Aim of the task: Work through the material below and count the lines holding the word "this"; give that count and nothing more.

** BEGIN Task inputs **

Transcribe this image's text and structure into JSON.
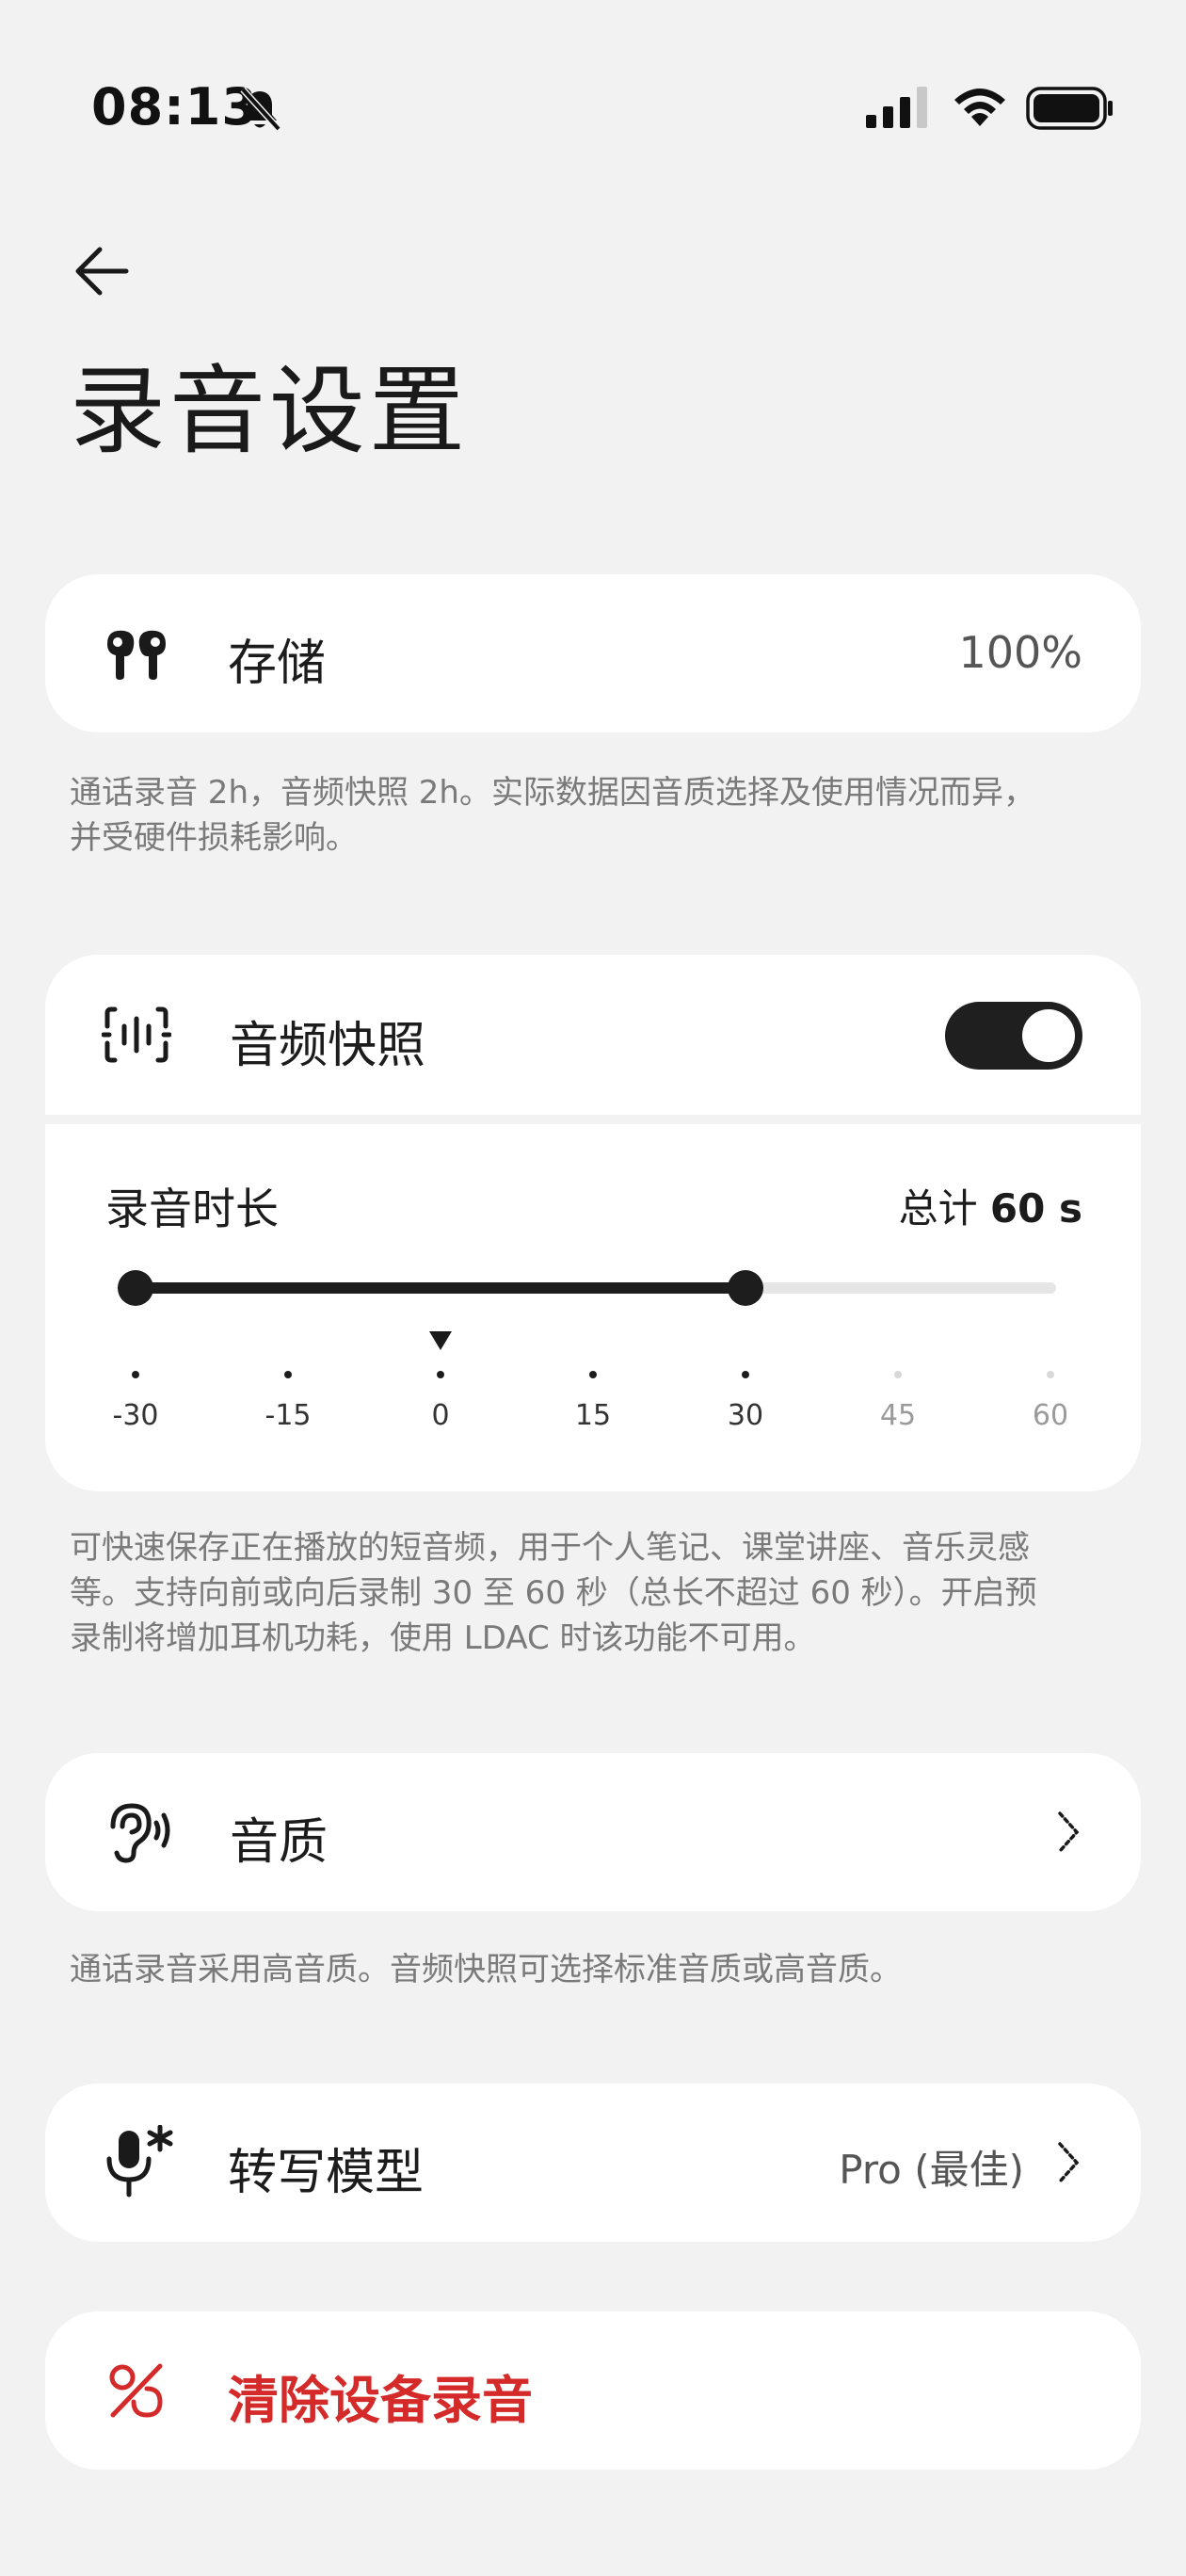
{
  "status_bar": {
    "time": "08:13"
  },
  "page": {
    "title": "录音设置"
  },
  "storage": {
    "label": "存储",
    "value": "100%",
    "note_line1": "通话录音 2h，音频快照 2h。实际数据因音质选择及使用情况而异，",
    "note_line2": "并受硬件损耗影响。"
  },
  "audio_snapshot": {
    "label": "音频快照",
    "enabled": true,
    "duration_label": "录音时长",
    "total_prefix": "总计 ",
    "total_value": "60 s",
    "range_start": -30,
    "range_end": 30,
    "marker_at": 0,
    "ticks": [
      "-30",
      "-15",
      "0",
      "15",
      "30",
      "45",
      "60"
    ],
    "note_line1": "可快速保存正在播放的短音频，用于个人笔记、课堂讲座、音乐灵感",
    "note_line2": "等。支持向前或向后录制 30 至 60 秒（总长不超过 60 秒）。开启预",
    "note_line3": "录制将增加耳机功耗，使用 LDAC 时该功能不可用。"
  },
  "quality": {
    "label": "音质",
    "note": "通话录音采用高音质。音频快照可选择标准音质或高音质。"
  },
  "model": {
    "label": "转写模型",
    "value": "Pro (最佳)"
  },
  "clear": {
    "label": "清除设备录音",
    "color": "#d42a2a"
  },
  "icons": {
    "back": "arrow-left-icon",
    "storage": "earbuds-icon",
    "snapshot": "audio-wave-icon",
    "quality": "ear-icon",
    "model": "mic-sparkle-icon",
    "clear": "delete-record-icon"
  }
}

** END Task inputs **
** BEGIN Task inputs **

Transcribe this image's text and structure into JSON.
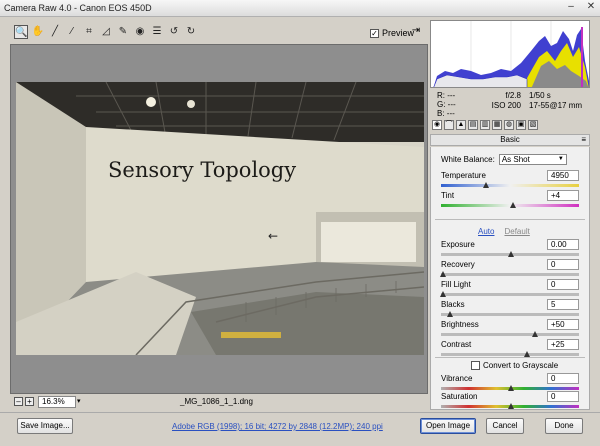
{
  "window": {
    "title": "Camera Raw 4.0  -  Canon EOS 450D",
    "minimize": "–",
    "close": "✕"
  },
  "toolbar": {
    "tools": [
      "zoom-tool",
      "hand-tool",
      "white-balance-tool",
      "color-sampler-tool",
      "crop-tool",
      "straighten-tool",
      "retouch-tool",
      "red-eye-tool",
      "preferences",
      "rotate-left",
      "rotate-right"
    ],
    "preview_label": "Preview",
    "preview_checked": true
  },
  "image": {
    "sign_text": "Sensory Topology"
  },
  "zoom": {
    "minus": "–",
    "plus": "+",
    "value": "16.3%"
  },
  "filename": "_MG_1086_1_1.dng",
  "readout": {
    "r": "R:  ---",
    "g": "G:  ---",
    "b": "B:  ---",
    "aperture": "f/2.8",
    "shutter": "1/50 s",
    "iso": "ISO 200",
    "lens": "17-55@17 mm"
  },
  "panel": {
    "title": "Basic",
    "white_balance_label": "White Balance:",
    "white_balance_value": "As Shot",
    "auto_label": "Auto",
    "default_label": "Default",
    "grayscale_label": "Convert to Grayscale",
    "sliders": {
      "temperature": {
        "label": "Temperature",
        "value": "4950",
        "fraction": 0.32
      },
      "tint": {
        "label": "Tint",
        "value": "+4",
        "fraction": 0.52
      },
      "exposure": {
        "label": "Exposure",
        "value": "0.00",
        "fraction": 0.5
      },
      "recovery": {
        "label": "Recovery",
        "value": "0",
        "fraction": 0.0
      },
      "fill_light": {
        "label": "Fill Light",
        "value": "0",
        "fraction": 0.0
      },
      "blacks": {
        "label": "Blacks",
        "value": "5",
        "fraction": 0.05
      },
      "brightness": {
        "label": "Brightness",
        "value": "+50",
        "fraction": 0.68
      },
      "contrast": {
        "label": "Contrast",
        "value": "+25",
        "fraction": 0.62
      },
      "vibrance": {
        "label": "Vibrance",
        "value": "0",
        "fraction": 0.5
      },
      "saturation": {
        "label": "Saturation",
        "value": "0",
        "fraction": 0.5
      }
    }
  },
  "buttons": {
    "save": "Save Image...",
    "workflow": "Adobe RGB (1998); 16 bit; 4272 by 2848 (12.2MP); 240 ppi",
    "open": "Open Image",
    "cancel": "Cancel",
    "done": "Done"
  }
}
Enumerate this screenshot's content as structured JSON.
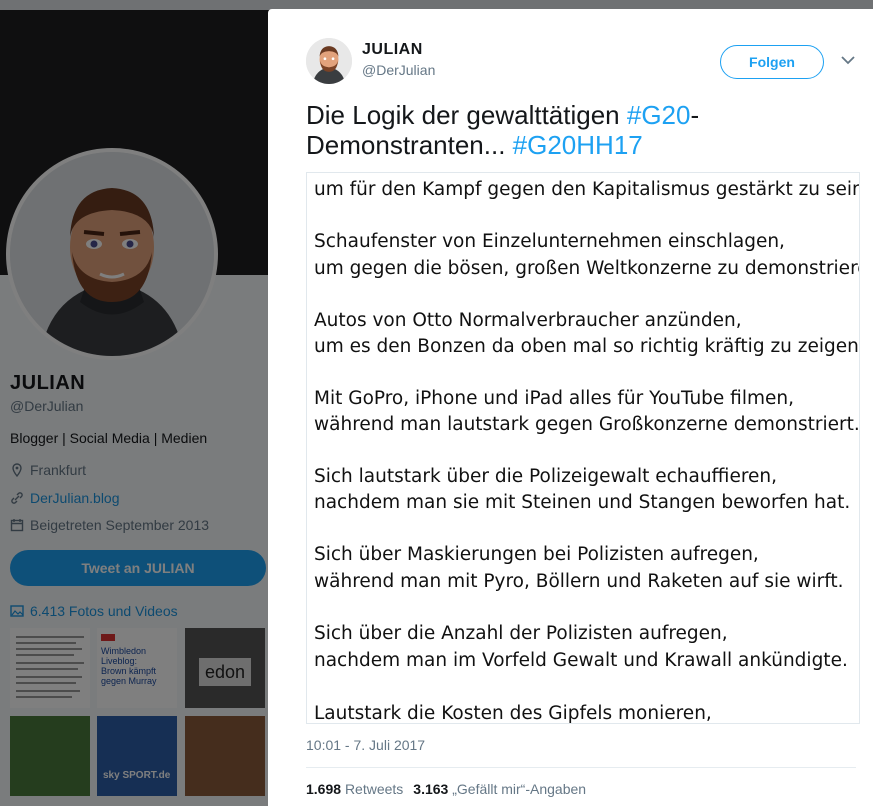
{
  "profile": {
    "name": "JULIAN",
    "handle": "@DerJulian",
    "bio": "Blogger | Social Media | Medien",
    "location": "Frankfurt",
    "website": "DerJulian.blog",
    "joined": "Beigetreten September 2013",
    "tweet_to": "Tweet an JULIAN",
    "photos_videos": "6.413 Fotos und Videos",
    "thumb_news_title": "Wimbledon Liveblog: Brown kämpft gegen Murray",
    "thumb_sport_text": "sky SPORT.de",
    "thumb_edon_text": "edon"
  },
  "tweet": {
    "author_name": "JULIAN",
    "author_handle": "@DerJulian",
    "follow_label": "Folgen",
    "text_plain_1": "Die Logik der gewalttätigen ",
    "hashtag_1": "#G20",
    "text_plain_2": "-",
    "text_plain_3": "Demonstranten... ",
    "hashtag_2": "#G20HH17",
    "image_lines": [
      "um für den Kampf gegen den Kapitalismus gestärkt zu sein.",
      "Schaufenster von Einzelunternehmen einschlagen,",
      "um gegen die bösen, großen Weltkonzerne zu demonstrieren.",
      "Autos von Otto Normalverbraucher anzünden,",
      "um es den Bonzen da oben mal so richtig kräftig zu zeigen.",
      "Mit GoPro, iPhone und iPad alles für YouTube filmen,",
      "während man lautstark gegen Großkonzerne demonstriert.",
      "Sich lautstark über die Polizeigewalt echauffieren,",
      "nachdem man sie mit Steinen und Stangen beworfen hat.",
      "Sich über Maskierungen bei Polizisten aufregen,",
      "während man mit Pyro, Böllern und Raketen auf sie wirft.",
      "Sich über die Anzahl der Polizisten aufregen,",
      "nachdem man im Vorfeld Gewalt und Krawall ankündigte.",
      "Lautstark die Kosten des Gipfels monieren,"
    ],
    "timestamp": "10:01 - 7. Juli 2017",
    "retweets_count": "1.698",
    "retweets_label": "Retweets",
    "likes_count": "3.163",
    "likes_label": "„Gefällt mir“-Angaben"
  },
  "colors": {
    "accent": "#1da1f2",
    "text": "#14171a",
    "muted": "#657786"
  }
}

** END Task inputs **
** BEGIN Task inputs **

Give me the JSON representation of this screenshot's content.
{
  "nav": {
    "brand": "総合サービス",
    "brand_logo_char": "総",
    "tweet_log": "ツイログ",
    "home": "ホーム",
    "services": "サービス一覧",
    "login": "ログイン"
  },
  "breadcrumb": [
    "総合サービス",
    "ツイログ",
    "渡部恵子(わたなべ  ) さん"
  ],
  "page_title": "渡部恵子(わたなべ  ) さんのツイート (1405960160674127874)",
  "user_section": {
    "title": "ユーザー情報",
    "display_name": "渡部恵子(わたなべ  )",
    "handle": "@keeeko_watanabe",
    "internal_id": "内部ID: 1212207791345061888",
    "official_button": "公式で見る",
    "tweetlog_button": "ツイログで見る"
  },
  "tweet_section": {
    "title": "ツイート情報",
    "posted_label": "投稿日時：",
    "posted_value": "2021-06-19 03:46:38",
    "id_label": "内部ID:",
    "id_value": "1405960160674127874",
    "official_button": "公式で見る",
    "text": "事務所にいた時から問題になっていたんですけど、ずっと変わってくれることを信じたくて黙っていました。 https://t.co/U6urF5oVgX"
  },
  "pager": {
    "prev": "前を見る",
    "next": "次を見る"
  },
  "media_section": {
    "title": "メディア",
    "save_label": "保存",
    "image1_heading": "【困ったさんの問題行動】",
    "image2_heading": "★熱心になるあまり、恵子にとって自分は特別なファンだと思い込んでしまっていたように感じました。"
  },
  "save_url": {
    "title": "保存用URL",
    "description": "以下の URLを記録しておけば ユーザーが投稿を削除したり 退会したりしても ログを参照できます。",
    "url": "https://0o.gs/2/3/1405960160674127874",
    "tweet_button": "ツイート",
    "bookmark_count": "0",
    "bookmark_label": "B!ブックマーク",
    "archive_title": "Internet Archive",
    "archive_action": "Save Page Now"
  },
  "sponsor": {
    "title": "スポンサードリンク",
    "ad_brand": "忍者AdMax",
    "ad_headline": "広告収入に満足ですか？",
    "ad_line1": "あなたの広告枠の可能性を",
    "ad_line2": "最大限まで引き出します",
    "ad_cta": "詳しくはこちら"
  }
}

** END Task inputs **

Task answer: 4